# START OF GIVEN DATA

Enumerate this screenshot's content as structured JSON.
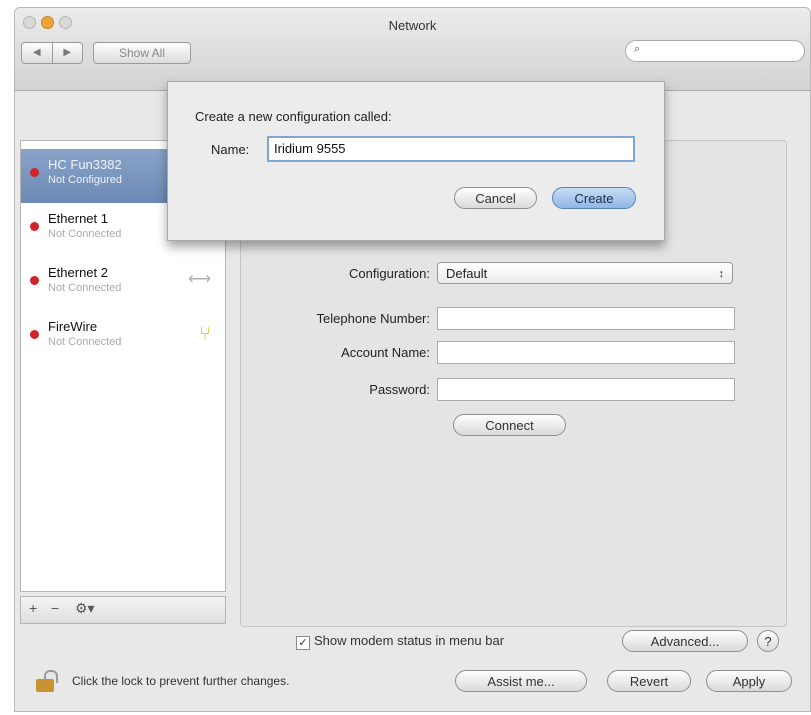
{
  "window": {
    "title": "Network",
    "show_all_label": "Show All",
    "back_glyph": "◀",
    "forward_glyph": "▶",
    "search_placeholder": ""
  },
  "sidebar": {
    "items": [
      {
        "name": "HC Fun3382",
        "status": "Not Configured",
        "icon": "modem-icon"
      },
      {
        "name": "Ethernet 1",
        "status": "Not Connected",
        "icon": "ethernet-icon"
      },
      {
        "name": "Ethernet 2",
        "status": "Not Connected",
        "icon": "ethernet-icon"
      },
      {
        "name": "FireWire",
        "status": "Not Connected",
        "icon": "firewire-icon"
      }
    ],
    "toolbar": {
      "add": "+",
      "remove": "−",
      "action": "⚙▾"
    }
  },
  "form": {
    "configuration_label": "Configuration:",
    "configuration_value": "Default",
    "telephone_label": "Telephone Number:",
    "telephone_value": "",
    "account_label": "Account Name:",
    "account_value": "",
    "password_label": "Password:",
    "password_value": "",
    "connect_label": "Connect"
  },
  "bottom": {
    "show_modem_status_label": "Show modem status in menu bar",
    "show_modem_status_checked": true,
    "advanced_label": "Advanced...",
    "help_label": "?",
    "lock_text": "Click the lock to prevent further changes.",
    "assist_label": "Assist me...",
    "revert_label": "Revert",
    "apply_label": "Apply"
  },
  "sheet": {
    "title": "Create a new configuration called:",
    "name_label": "Name:",
    "name_value": "Iridium 9555",
    "cancel_label": "Cancel",
    "create_label": "Create"
  },
  "colors": {
    "accent": "#7ea6d8",
    "status_dot": "#d2232a",
    "selection": "#6b89b5"
  }
}
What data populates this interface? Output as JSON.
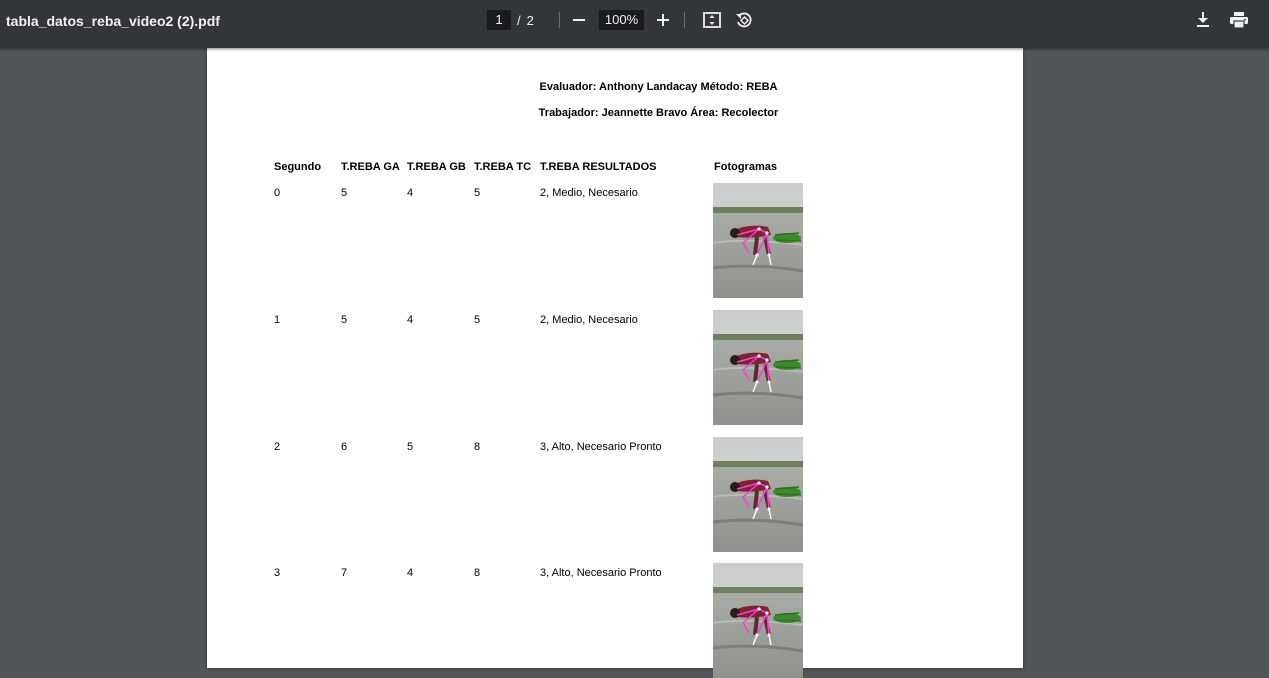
{
  "toolbar": {
    "file_name": "tabla_datos_reba_video2 (2).pdf",
    "current_page": "1",
    "page_separator": "/",
    "total_pages": "2",
    "zoom": "100%",
    "icons": {
      "zoom_out": "minus-icon",
      "zoom_in": "plus-icon",
      "fit": "fit-to-page-icon",
      "rotate": "rotate-icon",
      "download": "download-icon",
      "print": "print-icon"
    }
  },
  "document": {
    "header_line1": "Evaluador: Anthony Landacay  Método: REBA",
    "header_line2": "Trabajador: Jeannette Bravo  Área: Recolector",
    "columns": [
      "Segundo",
      "T.REBA GA",
      "T.REBA GB",
      "T.REBA TC",
      "T.REBA RESULTADOS",
      "Fotogramas"
    ],
    "rows": [
      {
        "segundo": "0",
        "ga": "5",
        "gb": "4",
        "tc": "5",
        "resultado": "2, Medio, Necesario"
      },
      {
        "segundo": "1",
        "ga": "5",
        "gb": "4",
        "tc": "5",
        "resultado": "2, Medio, Necesario"
      },
      {
        "segundo": "2",
        "ga": "6",
        "gb": "5",
        "tc": "8",
        "resultado": "3, Alto, Necesario Pronto"
      },
      {
        "segundo": "3",
        "ga": "7",
        "gb": "4",
        "tc": "8",
        "resultado": "3, Alto, Necesario Pronto"
      }
    ]
  },
  "colors": {
    "toolbar_bg": "#323639",
    "viewer_bg": "#525659",
    "page_bg": "#ffffff"
  }
}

# END OF GIVEN DATA

== DO THIS ==
Transcribe every line in the entries above, taking out only the images.

== SOLUTION TO THE PROBLEM ==
Enumerate this screenshot's content as structured JSON.
{
  "window": {
    "title": "Network",
    "show_all_label": "Show All",
    "back_glyph": "◀",
    "forward_glyph": "▶",
    "search_placeholder": ""
  },
  "sidebar": {
    "items": [
      {
        "name": "HC Fun3382",
        "status": "Not Configured",
        "icon": "modem-icon"
      },
      {
        "name": "Ethernet 1",
        "status": "Not Connected",
        "icon": "ethernet-icon"
      },
      {
        "name": "Ethernet 2",
        "status": "Not Connected",
        "icon": "ethernet-icon"
      },
      {
        "name": "FireWire",
        "status": "Not Connected",
        "icon": "firewire-icon"
      }
    ],
    "toolbar": {
      "add": "+",
      "remove": "−",
      "action": "⚙▾"
    }
  },
  "form": {
    "configuration_label": "Configuration:",
    "configuration_value": "Default",
    "telephone_label": "Telephone Number:",
    "telephone_value": "",
    "account_label": "Account Name:",
    "account_value": "",
    "password_label": "Password:",
    "password_value": "",
    "connect_label": "Connect"
  },
  "bottom": {
    "show_modem_status_label": "Show modem status in menu bar",
    "show_modem_status_checked": true,
    "advanced_label": "Advanced...",
    "help_label": "?",
    "lock_text": "Click the lock to prevent further changes.",
    "assist_label": "Assist me...",
    "revert_label": "Revert",
    "apply_label": "Apply"
  },
  "sheet": {
    "title": "Create a new configuration called:",
    "name_label": "Name:",
    "name_value": "Iridium 9555",
    "cancel_label": "Cancel",
    "create_label": "Create"
  },
  "colors": {
    "accent": "#7ea6d8",
    "status_dot": "#d2232a",
    "selection": "#6b89b5"
  }
}
What data populates this interface? Output as JSON.
{
  "toolbar": {
    "file_name": "tabla_datos_reba_video2 (2).pdf",
    "current_page": "1",
    "page_separator": "/",
    "total_pages": "2",
    "zoom": "100%",
    "icons": {
      "zoom_out": "minus-icon",
      "zoom_in": "plus-icon",
      "fit": "fit-to-page-icon",
      "rotate": "rotate-icon",
      "download": "download-icon",
      "print": "print-icon"
    }
  },
  "document": {
    "header_line1": "Evaluador: Anthony Landacay  Método: REBA",
    "header_line2": "Trabajador: Jeannette Bravo  Área: Recolector",
    "columns": [
      "Segundo",
      "T.REBA GA",
      "T.REBA GB",
      "T.REBA TC",
      "T.REBA RESULTADOS",
      "Fotogramas"
    ],
    "rows": [
      {
        "segundo": "0",
        "ga": "5",
        "gb": "4",
        "tc": "5",
        "resultado": "2, Medio, Necesario"
      },
      {
        "segundo": "1",
        "ga": "5",
        "gb": "4",
        "tc": "5",
        "resultado": "2, Medio, Necesario"
      },
      {
        "segundo": "2",
        "ga": "6",
        "gb": "5",
        "tc": "8",
        "resultado": "3, Alto, Necesario Pronto"
      },
      {
        "segundo": "3",
        "ga": "7",
        "gb": "4",
        "tc": "8",
        "resultado": "3, Alto, Necesario Pronto"
      }
    ]
  },
  "colors": {
    "toolbar_bg": "#323639",
    "viewer_bg": "#525659",
    "page_bg": "#ffffff"
  }
}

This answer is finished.